» Data listing
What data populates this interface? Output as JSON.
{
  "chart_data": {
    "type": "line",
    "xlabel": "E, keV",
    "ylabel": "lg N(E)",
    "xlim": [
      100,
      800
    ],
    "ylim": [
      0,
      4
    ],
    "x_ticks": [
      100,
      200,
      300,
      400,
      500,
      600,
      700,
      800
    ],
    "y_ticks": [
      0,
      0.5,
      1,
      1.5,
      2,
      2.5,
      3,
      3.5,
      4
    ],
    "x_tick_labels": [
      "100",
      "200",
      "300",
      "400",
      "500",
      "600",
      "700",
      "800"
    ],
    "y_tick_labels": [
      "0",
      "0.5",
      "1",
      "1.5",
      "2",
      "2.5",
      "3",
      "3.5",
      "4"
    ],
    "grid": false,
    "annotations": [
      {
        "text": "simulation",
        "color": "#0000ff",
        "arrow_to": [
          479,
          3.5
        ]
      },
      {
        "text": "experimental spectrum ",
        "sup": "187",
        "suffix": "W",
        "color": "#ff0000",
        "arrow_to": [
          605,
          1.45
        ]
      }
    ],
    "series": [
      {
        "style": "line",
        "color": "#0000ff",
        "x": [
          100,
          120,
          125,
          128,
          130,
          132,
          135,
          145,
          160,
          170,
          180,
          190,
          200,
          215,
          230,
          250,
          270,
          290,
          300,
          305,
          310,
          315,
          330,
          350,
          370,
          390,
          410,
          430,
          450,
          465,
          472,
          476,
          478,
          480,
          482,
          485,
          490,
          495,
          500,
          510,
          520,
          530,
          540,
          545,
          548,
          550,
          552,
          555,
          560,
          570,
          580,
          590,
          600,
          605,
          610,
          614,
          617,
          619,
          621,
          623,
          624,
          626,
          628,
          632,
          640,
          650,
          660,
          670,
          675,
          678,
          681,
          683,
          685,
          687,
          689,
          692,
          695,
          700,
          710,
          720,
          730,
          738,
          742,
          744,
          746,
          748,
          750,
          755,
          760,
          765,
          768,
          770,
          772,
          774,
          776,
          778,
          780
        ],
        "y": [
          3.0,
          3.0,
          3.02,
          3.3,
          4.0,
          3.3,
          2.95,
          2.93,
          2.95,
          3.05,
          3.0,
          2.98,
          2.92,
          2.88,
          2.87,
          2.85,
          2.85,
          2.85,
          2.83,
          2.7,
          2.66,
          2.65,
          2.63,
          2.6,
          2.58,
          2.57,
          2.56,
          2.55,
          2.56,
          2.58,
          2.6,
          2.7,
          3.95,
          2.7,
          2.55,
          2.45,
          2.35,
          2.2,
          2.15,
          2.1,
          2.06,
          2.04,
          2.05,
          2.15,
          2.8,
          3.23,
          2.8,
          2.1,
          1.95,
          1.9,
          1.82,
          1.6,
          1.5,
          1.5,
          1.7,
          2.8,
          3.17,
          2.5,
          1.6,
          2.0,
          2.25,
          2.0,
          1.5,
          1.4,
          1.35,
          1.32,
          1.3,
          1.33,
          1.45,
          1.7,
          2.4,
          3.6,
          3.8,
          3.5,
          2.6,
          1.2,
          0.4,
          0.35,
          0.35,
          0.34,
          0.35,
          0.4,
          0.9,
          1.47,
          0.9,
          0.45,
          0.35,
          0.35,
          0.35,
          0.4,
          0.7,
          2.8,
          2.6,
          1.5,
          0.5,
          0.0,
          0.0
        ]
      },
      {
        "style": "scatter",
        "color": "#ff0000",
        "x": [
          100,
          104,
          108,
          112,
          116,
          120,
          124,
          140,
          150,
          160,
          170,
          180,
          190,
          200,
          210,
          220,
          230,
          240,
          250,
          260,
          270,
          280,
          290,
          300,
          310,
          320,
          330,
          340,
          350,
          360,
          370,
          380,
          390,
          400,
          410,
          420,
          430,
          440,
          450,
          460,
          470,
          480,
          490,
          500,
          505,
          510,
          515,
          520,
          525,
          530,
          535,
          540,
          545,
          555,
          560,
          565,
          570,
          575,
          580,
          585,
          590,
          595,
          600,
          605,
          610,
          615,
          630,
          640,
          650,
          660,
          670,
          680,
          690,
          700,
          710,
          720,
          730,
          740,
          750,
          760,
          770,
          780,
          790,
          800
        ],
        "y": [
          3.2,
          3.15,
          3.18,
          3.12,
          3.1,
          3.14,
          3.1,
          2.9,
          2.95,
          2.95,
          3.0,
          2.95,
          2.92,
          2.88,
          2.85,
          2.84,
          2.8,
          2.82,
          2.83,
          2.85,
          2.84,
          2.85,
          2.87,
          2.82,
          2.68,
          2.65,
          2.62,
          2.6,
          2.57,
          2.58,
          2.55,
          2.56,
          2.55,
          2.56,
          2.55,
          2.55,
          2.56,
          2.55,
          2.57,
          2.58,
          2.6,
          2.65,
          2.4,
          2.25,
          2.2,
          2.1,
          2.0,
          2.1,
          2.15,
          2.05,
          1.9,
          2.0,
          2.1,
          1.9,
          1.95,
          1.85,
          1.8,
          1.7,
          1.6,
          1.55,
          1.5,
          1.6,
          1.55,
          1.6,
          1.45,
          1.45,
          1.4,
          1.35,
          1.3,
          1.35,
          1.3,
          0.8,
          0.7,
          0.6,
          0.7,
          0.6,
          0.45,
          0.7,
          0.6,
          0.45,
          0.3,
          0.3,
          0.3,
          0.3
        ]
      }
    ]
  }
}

» What you will do
Count each line with "text" in it and report that figure by itself.

» Written answer
2